**Given information**
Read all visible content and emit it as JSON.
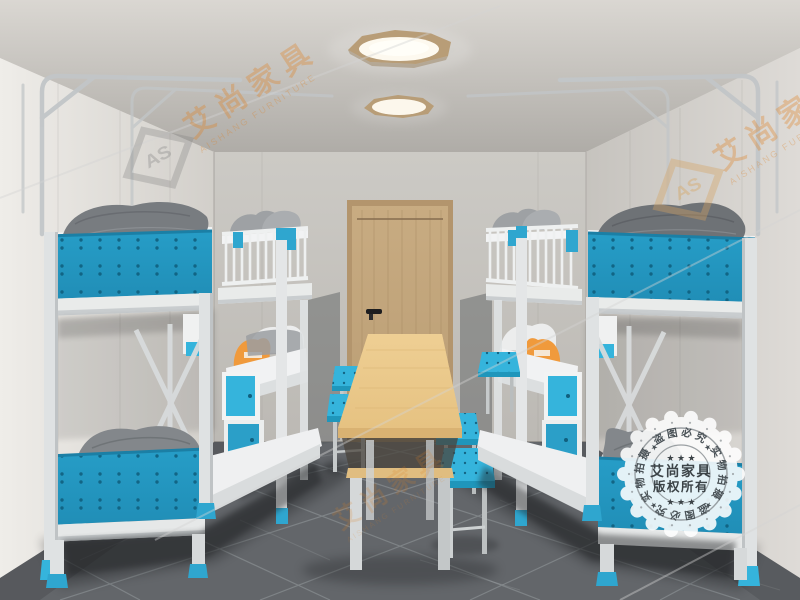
{
  "brand": {
    "name_cn": "艾尚家具",
    "name_en": "AISHANG FURNITURE",
    "logo_initials": "AS"
  },
  "stamp": {
    "center_line1": "艾尚家具",
    "center_line2": "版权所有",
    "ring_top": "盗图必究",
    "ring_bottom": "盗图必究",
    "ring_left": "实物拍摄",
    "ring_right": "实物拍摄",
    "stars_row": "★ ★ ★",
    "ring_star": "★"
  },
  "colors": {
    "teal_panel": "#2397c1",
    "teal_bright": "#35b4dc",
    "orange_pillow": "#f09a3c",
    "door_wood": "#c2a57c",
    "table_wood": "#ecca8d",
    "light_rim_wood": "#b89d77",
    "floor_gray": "#63666a",
    "wall_light": "#e9e7e3",
    "metal_frame": "#e8eaeb",
    "pillow_gray": "#787c80",
    "bedding_white": "#eff0f1",
    "watermark_orange": "#df8024"
  }
}
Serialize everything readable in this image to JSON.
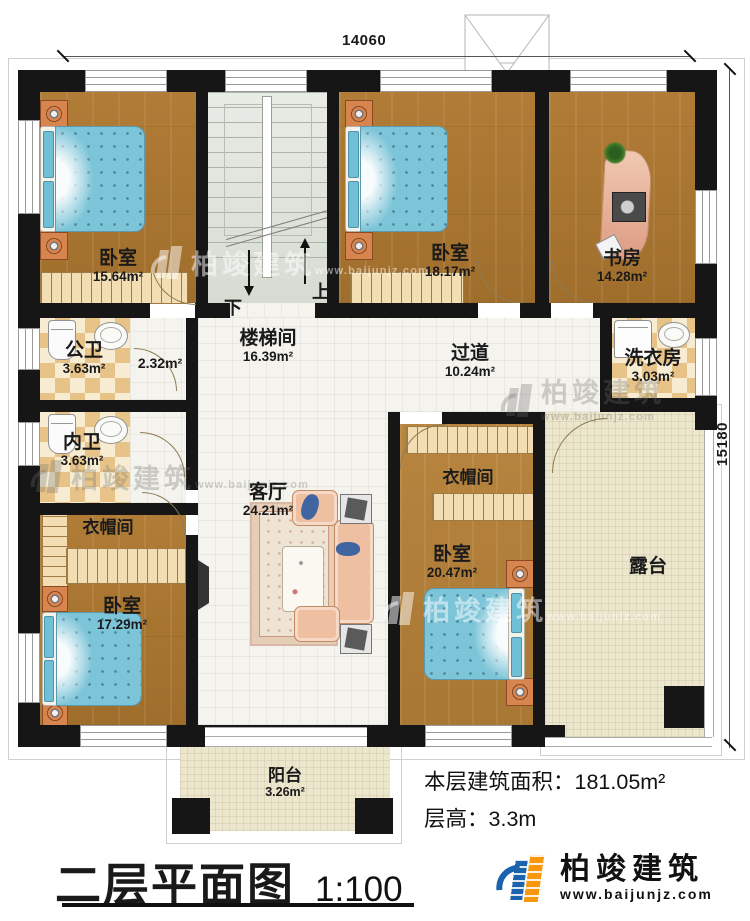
{
  "plan": {
    "dim_top": "14060",
    "dim_right": "15180",
    "rooms": {
      "bedroom_tl": {
        "name": "卧室",
        "area": "15.64m²"
      },
      "stairwell": {
        "name": "楼梯间",
        "area": "16.39m²"
      },
      "bedroom_tm": {
        "name": "卧室",
        "area": "18.17m²"
      },
      "study": {
        "name": "书房",
        "area": "14.28m²"
      },
      "public_bath": {
        "name": "公卫",
        "area": "3.63m²"
      },
      "bath_lobby": {
        "area": "2.32m²"
      },
      "private_bath": {
        "name": "内卫",
        "area": "3.63m²"
      },
      "corridor": {
        "name": "过道",
        "area": "10.24m²"
      },
      "laundry": {
        "name": "洗衣房",
        "area": "3.03m²"
      },
      "living_room": {
        "name": "客厅",
        "area": "24.21m²"
      },
      "cloakroom_left": {
        "name": "衣帽间"
      },
      "cloakroom_right": {
        "name": "衣帽间"
      },
      "bedroom_bl": {
        "name": "卧室",
        "area": "17.29m²"
      },
      "bedroom_br": {
        "name": "卧室",
        "area": "20.47m²"
      },
      "terrace": {
        "name": "露台"
      },
      "balcony": {
        "name": "阳台",
        "area": "3.26m²"
      }
    },
    "stairs": {
      "up": "上",
      "down": "下"
    }
  },
  "annotations": {
    "area_label": "本层建筑面积：",
    "area_value": "181.05m²",
    "height_label": "层高：",
    "height_value": "3.3m"
  },
  "title": {
    "text": "二层平面图",
    "scale": "1:100"
  },
  "brand": {
    "name": "柏竣建筑",
    "url": "www.baijunjz.com"
  },
  "colors": {
    "wall": "#161616",
    "wood": "#a9762f",
    "tile_light": "#f7ecd2",
    "tile_dark": "#e7c387",
    "bed_blue": "#7cc4d8",
    "stair_green": "#dfe4db",
    "terrace_beige": "#ece6cd",
    "brand_blue": "#1b63ad",
    "brand_orange": "#f6990f"
  }
}
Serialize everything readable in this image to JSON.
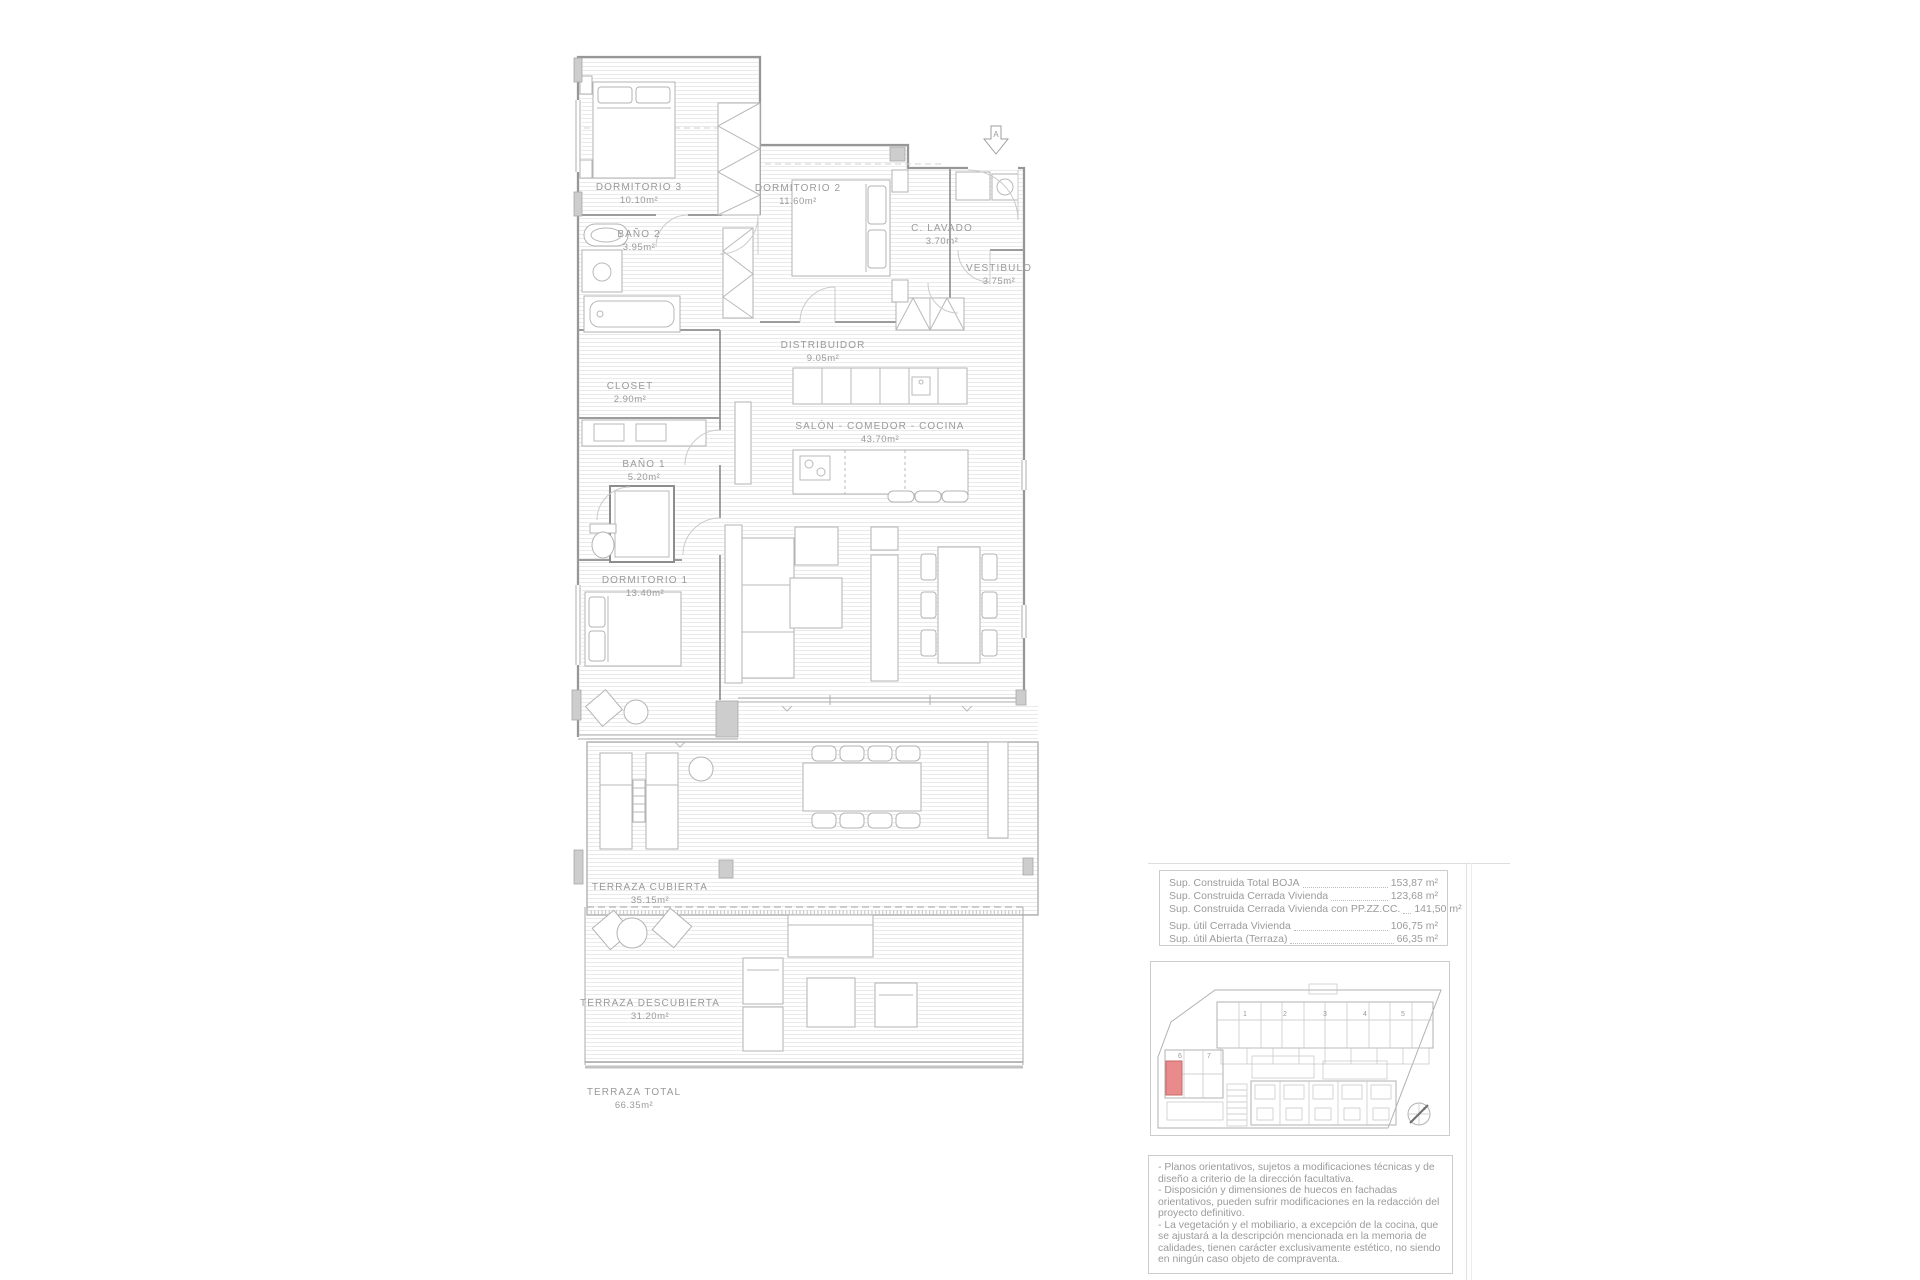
{
  "floor_plan": {
    "section_marker": "A",
    "rooms": [
      {
        "name": "DORMITORIO 3",
        "area": "10.10m²"
      },
      {
        "name": "DORMITORIO 2",
        "area": "11.60m²"
      },
      {
        "name": "BAÑO 2",
        "area": "3.95m²"
      },
      {
        "name": "C. LAVADO",
        "area": "3.70m²"
      },
      {
        "name": "VESTIBULO",
        "area": "3.75m²"
      },
      {
        "name": "DISTRIBUIDOR",
        "area": "9.05m²"
      },
      {
        "name": "CLOSET",
        "area": "2.90m²"
      },
      {
        "name": "SALÓN - COMEDOR - COCINA",
        "area": "43.70m²"
      },
      {
        "name": "BAÑO 1",
        "area": "5.20m²"
      },
      {
        "name": "DORMITORIO 1",
        "area": "13.40m²"
      },
      {
        "name": "TERRAZA CUBIERTA",
        "area": "35.15m²"
      },
      {
        "name": "TERRAZA DESCUBIERTA",
        "area": "31.20m²"
      },
      {
        "name": "TERRAZA TOTAL",
        "area": "66.35m²"
      }
    ]
  },
  "areas_table": {
    "rows": [
      {
        "label": "Sup. Construida Total BOJA",
        "value": "153,87 m²"
      },
      {
        "label": "Sup. Construida Cerrada Vivienda",
        "value": "123,68 m²"
      },
      {
        "label": "Sup. Construida Cerrada Vivienda con PP.ZZ.CC.",
        "value": "141,50 m²"
      },
      {
        "label": "Sup. útil Cerrada Vivienda",
        "value": "106,75 m²"
      },
      {
        "label": "Sup. útil Abierta (Terraza)",
        "value": "66,35 m²"
      }
    ]
  },
  "site_plan": {
    "units": [
      "1",
      "2",
      "3",
      "4",
      "5",
      "6",
      "7"
    ],
    "highlight_color": "#e98b8b"
  },
  "disclaimer": {
    "lines": [
      "- Planos orientativos, sujetos a modificaciones técnicas y de diseño a criterio de la dirección facultativa.",
      "- Disposición y dimensiones de huecos en fachadas orientativos, pueden sufrir modificaciones en la redacción del proyecto definitivo.",
      "- La vegetación y el mobiliario, a excepción de la cocina, que se ajustará a la descripción mencionada en la memoria de calidades, tienen carácter exclusivamente estético, no siendo en ningún caso objeto de compraventa."
    ]
  },
  "colors": {
    "line": "#a6a6a6",
    "text": "#9b9b9b",
    "hatch": "#eaeaea",
    "highlight": "#e98b8b"
  }
}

**Problem**
Copy each line exactly, and leave the pictures out of your copy.

**Exercise answer**
Read all visible content and emit it as JSON.
{
  "brand": {
    "name_cn": "艾尚家具",
    "name_en": "AISHANG FURNITURE",
    "logo_initials": "AS"
  },
  "stamp": {
    "center_line1": "艾尚家具",
    "center_line2": "版权所有",
    "ring_top": "盗图必究",
    "ring_bottom": "盗图必究",
    "ring_left": "实物拍摄",
    "ring_right": "实物拍摄",
    "stars_row": "★ ★ ★",
    "ring_star": "★"
  },
  "colors": {
    "teal_panel": "#2397c1",
    "teal_bright": "#35b4dc",
    "orange_pillow": "#f09a3c",
    "door_wood": "#c2a57c",
    "table_wood": "#ecca8d",
    "light_rim_wood": "#b89d77",
    "floor_gray": "#63666a",
    "wall_light": "#e9e7e3",
    "metal_frame": "#e8eaeb",
    "pillow_gray": "#787c80",
    "bedding_white": "#eff0f1",
    "watermark_orange": "#df8024"
  }
}
Serialize everything readable in this image to JSON.
{
  "plan": {
    "dim_top": "14060",
    "dim_right": "15180",
    "rooms": {
      "bedroom_tl": {
        "name": "卧室",
        "area": "15.64m²"
      },
      "stairwell": {
        "name": "楼梯间",
        "area": "16.39m²"
      },
      "bedroom_tm": {
        "name": "卧室",
        "area": "18.17m²"
      },
      "study": {
        "name": "书房",
        "area": "14.28m²"
      },
      "public_bath": {
        "name": "公卫",
        "area": "3.63m²"
      },
      "bath_lobby": {
        "area": "2.32m²"
      },
      "private_bath": {
        "name": "内卫",
        "area": "3.63m²"
      },
      "corridor": {
        "name": "过道",
        "area": "10.24m²"
      },
      "laundry": {
        "name": "洗衣房",
        "area": "3.03m²"
      },
      "living_room": {
        "name": "客厅",
        "area": "24.21m²"
      },
      "cloakroom_left": {
        "name": "衣帽间"
      },
      "cloakroom_right": {
        "name": "衣帽间"
      },
      "bedroom_bl": {
        "name": "卧室",
        "area": "17.29m²"
      },
      "bedroom_br": {
        "name": "卧室",
        "area": "20.47m²"
      },
      "terrace": {
        "name": "露台"
      },
      "balcony": {
        "name": "阳台",
        "area": "3.26m²"
      }
    },
    "stairs": {
      "up": "上",
      "down": "下"
    }
  },
  "annotations": {
    "area_label": "本层建筑面积：",
    "area_value": "181.05m²",
    "height_label": "层高：",
    "height_value": "3.3m"
  },
  "title": {
    "text": "二层平面图",
    "scale": "1:100"
  },
  "brand": {
    "name": "柏竣建筑",
    "url": "www.baijunjz.com"
  },
  "colors": {
    "wall": "#161616",
    "wood": "#a9762f",
    "tile_light": "#f7ecd2",
    "tile_dark": "#e7c387",
    "bed_blue": "#7cc4d8",
    "stair_green": "#dfe4db",
    "terrace_beige": "#ece6cd",
    "brand_blue": "#1b63ad",
    "brand_orange": "#f6990f"
  }
}
Serialize everything readable in this image to JSON.
{
  "floor_plan": {
    "section_marker": "A",
    "rooms": [
      {
        "name": "DORMITORIO 3",
        "area": "10.10m²"
      },
      {
        "name": "DORMITORIO 2",
        "area": "11.60m²"
      },
      {
        "name": "BAÑO 2",
        "area": "3.95m²"
      },
      {
        "name": "C. LAVADO",
        "area": "3.70m²"
      },
      {
        "name": "VESTIBULO",
        "area": "3.75m²"
      },
      {
        "name": "DISTRIBUIDOR",
        "area": "9.05m²"
      },
      {
        "name": "CLOSET",
        "area": "2.90m²"
      },
      {
        "name": "SALÓN - COMEDOR - COCINA",
        "area": "43.70m²"
      },
      {
        "name": "BAÑO 1",
        "area": "5.20m²"
      },
      {
        "name": "DORMITORIO 1",
        "area": "13.40m²"
      },
      {
        "name": "TERRAZA CUBIERTA",
        "area": "35.15m²"
      },
      {
        "name": "TERRAZA DESCUBIERTA",
        "area": "31.20m²"
      },
      {
        "name": "TERRAZA TOTAL",
        "area": "66.35m²"
      }
    ]
  },
  "areas_table": {
    "rows": [
      {
        "label": "Sup. Construida Total BOJA",
        "value": "153,87 m²"
      },
      {
        "label": "Sup. Construida Cerrada Vivienda",
        "value": "123,68 m²"
      },
      {
        "label": "Sup. Construida Cerrada Vivienda con PP.ZZ.CC.",
        "value": "141,50 m²"
      },
      {
        "label": "Sup. útil Cerrada Vivienda",
        "value": "106,75 m²"
      },
      {
        "label": "Sup. útil Abierta (Terraza)",
        "value": "66,35 m²"
      }
    ]
  },
  "site_plan": {
    "units": [
      "1",
      "2",
      "3",
      "4",
      "5",
      "6",
      "7"
    ],
    "highlight_color": "#e98b8b"
  },
  "disclaimer": {
    "lines": [
      "- Planos orientativos, sujetos a modificaciones técnicas y de diseño a criterio de la dirección facultativa.",
      "- Disposición y dimensiones de huecos en fachadas orientativos, pueden sufrir modificaciones en la redacción del proyecto definitivo.",
      "- La vegetación y el mobiliario, a excepción de la cocina, que se ajustará a la descripción mencionada en la memoria de calidades, tienen carácter exclusivamente estético, no siendo en ningún caso objeto de compraventa."
    ]
  },
  "colors": {
    "line": "#a6a6a6",
    "text": "#9b9b9b",
    "hatch": "#eaeaea",
    "highlight": "#e98b8b"
  }
}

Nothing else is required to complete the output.